** Start RECORD LIST **

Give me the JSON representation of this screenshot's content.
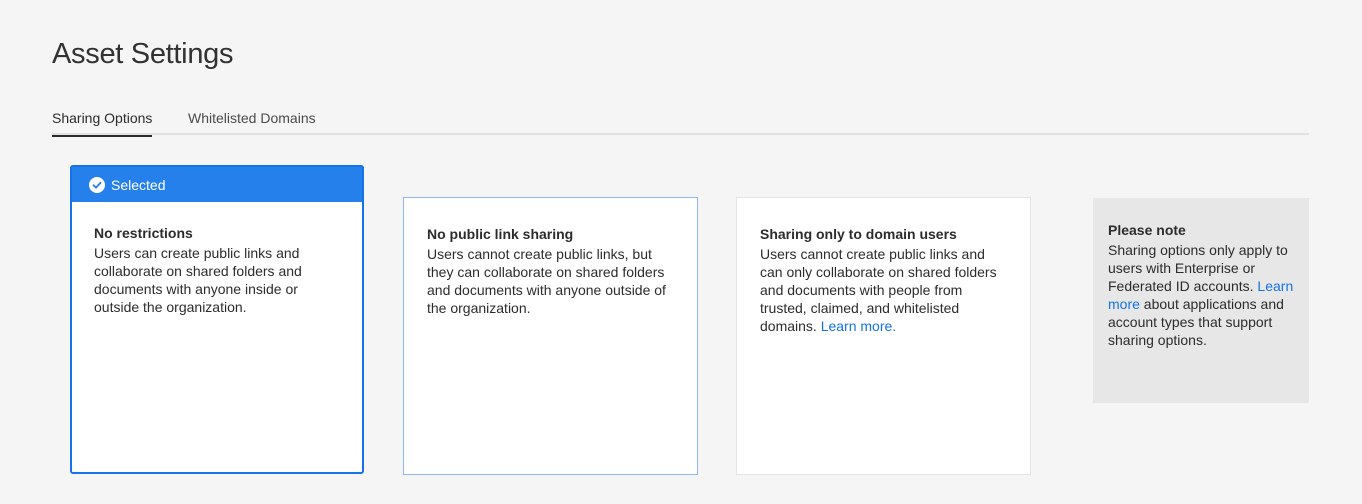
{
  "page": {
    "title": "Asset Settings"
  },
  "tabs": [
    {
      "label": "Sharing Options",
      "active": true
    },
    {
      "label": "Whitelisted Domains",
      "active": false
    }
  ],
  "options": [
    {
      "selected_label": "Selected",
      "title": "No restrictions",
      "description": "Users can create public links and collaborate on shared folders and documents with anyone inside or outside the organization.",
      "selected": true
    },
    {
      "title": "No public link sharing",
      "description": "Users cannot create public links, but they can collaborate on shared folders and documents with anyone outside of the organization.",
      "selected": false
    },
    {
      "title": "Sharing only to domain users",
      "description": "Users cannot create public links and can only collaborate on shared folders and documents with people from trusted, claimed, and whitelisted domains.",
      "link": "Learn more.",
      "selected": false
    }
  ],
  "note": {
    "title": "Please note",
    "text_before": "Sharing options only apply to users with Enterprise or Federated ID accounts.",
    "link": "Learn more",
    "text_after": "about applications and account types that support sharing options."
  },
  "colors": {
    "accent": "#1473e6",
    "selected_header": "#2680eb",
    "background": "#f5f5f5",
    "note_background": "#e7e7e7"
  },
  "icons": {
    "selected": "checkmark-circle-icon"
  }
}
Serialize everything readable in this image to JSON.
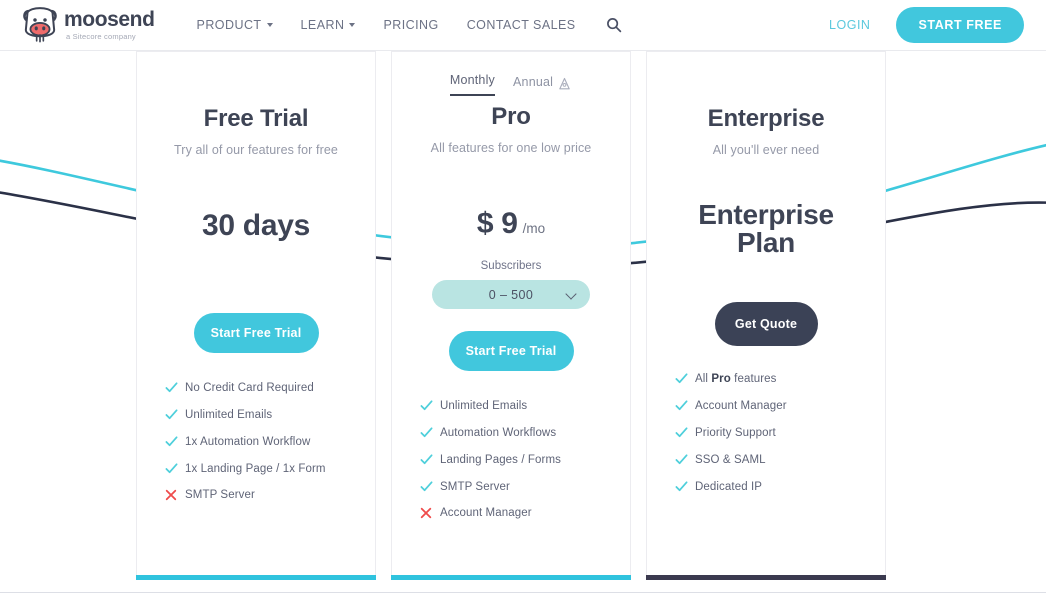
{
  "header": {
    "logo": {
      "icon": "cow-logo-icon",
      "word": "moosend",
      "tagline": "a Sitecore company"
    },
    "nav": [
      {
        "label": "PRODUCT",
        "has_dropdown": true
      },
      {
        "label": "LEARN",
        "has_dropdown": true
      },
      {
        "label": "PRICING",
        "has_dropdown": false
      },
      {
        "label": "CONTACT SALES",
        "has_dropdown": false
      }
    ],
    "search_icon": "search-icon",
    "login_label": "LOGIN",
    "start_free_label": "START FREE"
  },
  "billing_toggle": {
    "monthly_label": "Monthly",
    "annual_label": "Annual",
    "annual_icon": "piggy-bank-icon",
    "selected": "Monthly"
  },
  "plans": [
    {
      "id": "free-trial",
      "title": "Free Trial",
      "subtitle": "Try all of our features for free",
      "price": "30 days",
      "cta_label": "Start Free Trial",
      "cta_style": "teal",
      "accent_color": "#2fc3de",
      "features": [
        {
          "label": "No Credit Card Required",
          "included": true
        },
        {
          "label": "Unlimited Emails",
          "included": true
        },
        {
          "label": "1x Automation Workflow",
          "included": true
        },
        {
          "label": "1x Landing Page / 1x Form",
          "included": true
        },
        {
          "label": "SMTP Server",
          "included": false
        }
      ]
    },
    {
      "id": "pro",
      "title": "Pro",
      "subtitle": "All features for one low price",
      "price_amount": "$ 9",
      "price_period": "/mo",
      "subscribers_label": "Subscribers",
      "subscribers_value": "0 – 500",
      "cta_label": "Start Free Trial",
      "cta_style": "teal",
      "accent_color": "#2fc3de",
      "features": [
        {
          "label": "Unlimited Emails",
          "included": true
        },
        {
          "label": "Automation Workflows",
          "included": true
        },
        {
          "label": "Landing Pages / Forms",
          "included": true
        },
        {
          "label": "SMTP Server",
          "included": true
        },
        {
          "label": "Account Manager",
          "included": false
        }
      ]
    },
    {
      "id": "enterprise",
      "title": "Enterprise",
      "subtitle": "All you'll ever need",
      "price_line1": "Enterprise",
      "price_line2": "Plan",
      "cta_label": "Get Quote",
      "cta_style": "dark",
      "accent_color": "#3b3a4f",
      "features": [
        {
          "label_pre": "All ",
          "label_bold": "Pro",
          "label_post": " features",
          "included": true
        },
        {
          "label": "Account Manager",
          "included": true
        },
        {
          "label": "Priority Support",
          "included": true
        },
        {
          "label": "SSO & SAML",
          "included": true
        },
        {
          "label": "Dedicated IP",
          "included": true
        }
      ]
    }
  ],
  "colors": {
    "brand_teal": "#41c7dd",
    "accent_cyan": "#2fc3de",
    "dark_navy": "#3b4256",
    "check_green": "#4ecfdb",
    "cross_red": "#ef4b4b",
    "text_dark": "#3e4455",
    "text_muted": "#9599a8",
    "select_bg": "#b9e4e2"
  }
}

** End RECORD LIST **

→ **EXERCISE INSTRUCTIONS**
Find the lines holding "shared" and list every one.

→ **EXPECTED ANSWER**
      "description": "Users can create public links and collaborate on shared folders and documents with anyone inside or outside the organization.",
      "description": "Users cannot create public links, but they can collaborate on shared folders and documents with anyone outside of the organization.",
      "description": "Users cannot create public links and can only collaborate on shared folders and documents with people from trusted, claimed, and whitelisted domains.",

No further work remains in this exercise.